Task objective: Show each line from the listing that includes the word "ylabel".

****************

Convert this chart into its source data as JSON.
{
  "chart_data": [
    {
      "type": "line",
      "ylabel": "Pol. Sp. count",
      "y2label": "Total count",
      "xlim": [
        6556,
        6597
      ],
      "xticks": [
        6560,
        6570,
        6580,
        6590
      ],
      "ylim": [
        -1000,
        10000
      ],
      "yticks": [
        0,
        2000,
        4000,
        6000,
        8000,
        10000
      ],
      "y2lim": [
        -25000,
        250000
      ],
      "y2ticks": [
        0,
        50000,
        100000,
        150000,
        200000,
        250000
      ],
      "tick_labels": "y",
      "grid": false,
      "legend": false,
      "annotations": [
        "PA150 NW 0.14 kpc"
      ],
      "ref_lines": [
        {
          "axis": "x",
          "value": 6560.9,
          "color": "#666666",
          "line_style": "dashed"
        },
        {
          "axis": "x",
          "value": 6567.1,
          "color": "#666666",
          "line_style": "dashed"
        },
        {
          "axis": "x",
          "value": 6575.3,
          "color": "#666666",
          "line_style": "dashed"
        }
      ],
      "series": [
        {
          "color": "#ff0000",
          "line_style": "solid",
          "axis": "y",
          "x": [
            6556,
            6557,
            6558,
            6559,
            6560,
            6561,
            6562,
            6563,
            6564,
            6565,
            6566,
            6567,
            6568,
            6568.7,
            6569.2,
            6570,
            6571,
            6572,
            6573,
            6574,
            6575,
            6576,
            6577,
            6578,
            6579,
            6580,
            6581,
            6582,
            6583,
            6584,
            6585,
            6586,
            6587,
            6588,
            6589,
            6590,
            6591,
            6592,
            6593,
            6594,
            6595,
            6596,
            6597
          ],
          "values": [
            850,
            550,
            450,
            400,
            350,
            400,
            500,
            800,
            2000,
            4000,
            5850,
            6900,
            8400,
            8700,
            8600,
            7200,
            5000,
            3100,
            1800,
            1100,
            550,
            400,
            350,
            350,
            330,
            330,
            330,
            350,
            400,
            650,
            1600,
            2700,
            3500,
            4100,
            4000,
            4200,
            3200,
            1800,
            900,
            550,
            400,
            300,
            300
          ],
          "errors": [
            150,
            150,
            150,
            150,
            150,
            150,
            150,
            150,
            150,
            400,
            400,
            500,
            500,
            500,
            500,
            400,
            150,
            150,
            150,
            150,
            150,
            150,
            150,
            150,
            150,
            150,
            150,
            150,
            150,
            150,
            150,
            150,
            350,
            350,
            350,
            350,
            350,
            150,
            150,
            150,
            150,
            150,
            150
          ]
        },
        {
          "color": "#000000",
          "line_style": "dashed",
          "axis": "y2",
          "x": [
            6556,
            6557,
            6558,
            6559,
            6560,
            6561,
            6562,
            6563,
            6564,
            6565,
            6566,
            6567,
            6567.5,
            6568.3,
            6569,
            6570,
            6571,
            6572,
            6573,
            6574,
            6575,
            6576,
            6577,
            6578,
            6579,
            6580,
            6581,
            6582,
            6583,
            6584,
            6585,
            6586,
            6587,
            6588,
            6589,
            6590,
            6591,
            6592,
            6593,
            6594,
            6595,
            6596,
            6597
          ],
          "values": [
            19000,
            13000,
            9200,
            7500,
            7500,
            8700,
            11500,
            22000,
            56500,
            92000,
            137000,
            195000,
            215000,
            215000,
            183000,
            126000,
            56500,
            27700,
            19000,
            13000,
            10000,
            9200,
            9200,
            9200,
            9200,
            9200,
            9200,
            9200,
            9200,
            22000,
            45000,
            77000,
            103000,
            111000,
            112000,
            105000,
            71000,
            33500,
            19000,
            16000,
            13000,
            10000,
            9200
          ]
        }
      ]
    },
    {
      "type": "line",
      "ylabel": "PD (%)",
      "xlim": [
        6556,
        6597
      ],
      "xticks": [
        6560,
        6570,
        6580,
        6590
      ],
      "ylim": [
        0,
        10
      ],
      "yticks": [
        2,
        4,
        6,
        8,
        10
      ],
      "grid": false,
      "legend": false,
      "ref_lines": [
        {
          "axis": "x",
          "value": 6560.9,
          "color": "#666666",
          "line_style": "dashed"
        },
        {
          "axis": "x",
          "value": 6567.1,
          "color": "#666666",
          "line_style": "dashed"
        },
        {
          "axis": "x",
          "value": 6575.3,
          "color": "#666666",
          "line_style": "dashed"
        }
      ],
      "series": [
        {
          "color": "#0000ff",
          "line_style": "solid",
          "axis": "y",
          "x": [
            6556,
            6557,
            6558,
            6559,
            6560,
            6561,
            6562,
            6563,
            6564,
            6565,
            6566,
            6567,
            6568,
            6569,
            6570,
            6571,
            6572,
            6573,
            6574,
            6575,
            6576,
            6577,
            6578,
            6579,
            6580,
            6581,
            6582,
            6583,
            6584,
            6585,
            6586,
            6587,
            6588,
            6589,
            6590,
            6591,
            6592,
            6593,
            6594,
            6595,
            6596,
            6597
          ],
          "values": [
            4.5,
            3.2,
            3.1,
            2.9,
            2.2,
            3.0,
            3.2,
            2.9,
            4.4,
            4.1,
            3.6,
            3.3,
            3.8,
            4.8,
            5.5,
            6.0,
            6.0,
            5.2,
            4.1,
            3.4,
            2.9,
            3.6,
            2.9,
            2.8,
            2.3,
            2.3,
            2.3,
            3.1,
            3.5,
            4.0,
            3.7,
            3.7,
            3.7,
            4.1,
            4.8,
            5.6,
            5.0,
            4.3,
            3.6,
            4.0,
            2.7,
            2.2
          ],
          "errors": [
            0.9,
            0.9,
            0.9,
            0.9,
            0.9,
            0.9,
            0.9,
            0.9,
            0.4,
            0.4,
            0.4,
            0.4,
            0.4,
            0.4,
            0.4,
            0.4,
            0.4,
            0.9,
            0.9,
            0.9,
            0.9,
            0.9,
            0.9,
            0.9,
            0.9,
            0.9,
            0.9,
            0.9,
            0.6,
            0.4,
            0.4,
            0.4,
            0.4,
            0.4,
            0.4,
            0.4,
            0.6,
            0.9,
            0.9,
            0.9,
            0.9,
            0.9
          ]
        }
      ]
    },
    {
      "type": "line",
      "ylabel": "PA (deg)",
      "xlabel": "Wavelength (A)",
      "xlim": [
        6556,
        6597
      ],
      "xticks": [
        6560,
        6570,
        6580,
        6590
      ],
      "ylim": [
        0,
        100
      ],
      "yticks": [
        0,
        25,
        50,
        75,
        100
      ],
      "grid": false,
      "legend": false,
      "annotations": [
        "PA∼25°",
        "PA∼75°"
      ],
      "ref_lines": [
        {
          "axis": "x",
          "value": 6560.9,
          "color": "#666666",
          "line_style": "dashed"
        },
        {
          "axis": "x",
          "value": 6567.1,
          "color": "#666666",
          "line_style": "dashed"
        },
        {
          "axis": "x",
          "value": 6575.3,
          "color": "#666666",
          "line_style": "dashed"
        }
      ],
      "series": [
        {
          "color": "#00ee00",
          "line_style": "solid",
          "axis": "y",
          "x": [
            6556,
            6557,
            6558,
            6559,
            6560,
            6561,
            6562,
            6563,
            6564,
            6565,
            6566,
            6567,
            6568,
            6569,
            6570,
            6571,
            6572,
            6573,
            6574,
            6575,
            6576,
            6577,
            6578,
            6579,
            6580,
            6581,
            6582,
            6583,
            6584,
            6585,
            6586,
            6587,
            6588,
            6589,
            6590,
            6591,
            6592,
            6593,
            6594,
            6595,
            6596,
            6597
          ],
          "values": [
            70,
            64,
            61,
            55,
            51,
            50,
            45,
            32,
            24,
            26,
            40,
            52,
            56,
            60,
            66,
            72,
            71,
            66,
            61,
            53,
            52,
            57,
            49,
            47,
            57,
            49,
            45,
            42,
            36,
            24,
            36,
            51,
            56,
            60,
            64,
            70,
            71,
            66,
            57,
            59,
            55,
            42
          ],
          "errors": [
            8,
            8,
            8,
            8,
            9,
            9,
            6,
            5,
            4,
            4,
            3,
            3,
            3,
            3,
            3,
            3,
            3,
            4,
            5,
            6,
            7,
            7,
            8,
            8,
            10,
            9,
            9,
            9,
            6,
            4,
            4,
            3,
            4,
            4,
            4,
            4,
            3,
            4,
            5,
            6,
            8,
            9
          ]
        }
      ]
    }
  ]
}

****************

In response:
      "ylabel": "Pol. Sp. count",
      "ylabel": "PD (%)",
      "ylabel": "PA (deg)",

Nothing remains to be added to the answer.